- _Recorded data_:
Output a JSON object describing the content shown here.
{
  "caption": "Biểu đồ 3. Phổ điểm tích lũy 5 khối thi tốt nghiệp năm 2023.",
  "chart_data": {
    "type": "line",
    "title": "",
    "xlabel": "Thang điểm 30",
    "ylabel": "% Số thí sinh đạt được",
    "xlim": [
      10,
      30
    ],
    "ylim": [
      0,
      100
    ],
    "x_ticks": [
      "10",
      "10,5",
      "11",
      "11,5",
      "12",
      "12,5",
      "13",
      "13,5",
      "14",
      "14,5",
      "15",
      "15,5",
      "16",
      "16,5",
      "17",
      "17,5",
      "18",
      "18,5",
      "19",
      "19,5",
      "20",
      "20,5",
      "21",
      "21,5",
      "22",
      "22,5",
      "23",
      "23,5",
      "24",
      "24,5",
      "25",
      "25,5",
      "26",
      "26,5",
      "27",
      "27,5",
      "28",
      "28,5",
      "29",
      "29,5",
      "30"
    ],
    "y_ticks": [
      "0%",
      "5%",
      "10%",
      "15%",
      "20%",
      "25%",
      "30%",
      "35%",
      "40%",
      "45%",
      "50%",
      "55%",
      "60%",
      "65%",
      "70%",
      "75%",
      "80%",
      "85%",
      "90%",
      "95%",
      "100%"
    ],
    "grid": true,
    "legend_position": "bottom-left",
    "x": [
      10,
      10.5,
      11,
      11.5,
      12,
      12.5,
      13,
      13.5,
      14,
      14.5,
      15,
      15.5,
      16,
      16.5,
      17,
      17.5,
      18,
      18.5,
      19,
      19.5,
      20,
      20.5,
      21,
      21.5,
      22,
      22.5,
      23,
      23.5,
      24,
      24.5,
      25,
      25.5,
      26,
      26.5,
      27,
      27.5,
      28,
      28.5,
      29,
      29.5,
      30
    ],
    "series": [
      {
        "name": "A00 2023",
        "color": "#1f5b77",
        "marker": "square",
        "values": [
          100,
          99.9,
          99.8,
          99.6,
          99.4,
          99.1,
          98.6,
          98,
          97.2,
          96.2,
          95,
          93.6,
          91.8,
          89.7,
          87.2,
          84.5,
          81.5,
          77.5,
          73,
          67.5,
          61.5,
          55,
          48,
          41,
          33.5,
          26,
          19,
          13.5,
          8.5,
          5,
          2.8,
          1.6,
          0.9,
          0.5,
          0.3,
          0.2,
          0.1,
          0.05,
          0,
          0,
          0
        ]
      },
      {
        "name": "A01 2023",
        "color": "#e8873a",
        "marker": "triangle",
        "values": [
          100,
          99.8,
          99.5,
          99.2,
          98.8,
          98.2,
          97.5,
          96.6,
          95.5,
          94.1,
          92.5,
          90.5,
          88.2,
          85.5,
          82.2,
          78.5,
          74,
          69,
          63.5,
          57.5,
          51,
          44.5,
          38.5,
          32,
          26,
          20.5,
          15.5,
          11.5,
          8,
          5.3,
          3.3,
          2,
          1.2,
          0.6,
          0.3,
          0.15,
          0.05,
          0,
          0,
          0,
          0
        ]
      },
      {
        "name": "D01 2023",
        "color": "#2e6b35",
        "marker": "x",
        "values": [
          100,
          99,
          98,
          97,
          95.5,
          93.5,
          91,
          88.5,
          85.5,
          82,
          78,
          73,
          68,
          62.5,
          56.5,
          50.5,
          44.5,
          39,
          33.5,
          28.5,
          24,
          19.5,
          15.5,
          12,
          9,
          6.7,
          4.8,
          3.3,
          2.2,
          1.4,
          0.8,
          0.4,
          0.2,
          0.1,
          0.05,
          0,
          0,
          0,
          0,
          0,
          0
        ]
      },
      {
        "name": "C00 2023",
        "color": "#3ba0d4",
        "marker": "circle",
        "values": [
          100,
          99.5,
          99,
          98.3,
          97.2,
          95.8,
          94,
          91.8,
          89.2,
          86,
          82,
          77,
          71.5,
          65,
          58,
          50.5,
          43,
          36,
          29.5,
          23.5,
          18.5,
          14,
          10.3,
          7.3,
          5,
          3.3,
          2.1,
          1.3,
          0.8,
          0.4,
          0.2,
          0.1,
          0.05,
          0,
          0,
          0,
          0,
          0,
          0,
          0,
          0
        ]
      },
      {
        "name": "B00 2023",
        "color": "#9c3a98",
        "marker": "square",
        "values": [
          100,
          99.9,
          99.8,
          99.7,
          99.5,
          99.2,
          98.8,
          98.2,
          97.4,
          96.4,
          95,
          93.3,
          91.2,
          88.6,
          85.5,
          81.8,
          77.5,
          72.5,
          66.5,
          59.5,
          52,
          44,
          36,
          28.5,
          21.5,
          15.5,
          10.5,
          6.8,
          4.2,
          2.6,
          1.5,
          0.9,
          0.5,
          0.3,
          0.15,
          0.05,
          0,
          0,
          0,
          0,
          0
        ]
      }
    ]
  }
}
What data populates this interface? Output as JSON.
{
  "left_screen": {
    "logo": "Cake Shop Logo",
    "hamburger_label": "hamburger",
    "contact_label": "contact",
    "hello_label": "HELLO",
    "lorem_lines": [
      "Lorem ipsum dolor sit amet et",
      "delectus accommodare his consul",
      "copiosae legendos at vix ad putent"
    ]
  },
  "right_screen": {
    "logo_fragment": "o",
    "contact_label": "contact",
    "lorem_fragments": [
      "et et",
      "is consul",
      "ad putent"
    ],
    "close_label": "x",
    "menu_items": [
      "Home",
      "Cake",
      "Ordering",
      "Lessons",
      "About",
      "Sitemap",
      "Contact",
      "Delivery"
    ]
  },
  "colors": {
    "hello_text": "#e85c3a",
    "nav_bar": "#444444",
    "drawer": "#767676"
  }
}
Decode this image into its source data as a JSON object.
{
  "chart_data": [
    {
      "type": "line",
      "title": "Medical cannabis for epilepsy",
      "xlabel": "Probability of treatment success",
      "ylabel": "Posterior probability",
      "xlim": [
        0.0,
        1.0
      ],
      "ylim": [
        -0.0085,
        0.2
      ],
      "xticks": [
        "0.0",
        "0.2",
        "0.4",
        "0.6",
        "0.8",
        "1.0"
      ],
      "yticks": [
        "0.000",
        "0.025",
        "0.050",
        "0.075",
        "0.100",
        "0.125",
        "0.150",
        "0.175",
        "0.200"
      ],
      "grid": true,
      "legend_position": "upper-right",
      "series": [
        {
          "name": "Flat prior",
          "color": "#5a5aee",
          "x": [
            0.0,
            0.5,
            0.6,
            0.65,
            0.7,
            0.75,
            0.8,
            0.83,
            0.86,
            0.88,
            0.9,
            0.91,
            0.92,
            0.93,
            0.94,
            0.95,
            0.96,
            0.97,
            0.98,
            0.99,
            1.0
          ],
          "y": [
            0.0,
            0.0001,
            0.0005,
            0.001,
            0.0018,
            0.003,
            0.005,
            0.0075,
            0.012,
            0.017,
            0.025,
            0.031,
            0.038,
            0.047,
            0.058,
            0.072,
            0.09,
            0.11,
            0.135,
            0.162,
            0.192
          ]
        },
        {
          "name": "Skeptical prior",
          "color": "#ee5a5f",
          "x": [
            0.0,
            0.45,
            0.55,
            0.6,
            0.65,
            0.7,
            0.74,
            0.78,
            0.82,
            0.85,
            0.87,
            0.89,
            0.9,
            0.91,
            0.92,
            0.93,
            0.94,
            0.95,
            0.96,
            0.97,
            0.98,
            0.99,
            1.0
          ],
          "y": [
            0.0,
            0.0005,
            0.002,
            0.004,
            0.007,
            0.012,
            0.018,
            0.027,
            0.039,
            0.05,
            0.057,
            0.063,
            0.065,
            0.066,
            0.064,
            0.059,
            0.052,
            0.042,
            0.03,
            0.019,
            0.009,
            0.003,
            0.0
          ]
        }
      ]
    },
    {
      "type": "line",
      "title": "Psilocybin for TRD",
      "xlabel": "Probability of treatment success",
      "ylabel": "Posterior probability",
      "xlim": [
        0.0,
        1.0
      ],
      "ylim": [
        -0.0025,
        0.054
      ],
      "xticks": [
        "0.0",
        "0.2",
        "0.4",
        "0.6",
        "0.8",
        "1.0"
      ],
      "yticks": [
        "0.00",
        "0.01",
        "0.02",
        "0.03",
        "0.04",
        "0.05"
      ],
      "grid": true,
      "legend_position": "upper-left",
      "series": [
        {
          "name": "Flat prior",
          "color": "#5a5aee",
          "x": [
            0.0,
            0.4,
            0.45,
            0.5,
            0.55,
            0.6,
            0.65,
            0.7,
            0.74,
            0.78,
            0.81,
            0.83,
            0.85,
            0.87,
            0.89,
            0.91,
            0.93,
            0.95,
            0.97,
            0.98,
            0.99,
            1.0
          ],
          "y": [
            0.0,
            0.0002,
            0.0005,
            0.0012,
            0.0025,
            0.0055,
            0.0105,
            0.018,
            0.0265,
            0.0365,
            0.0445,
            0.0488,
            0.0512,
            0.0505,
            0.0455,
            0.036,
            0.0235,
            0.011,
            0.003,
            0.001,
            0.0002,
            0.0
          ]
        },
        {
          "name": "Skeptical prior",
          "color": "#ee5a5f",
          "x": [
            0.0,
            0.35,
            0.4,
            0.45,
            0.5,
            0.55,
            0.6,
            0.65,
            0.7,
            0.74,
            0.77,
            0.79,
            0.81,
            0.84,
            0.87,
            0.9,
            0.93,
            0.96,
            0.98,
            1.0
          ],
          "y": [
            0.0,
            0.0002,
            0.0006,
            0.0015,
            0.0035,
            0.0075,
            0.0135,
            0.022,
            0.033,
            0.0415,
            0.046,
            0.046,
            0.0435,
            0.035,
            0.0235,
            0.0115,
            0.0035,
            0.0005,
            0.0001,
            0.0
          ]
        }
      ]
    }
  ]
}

- _Aim of the exercise_: Copy every line of the listing containing the string "consul".

- _Finished task_:
      "delectus accommodare his consul",
      "is consul",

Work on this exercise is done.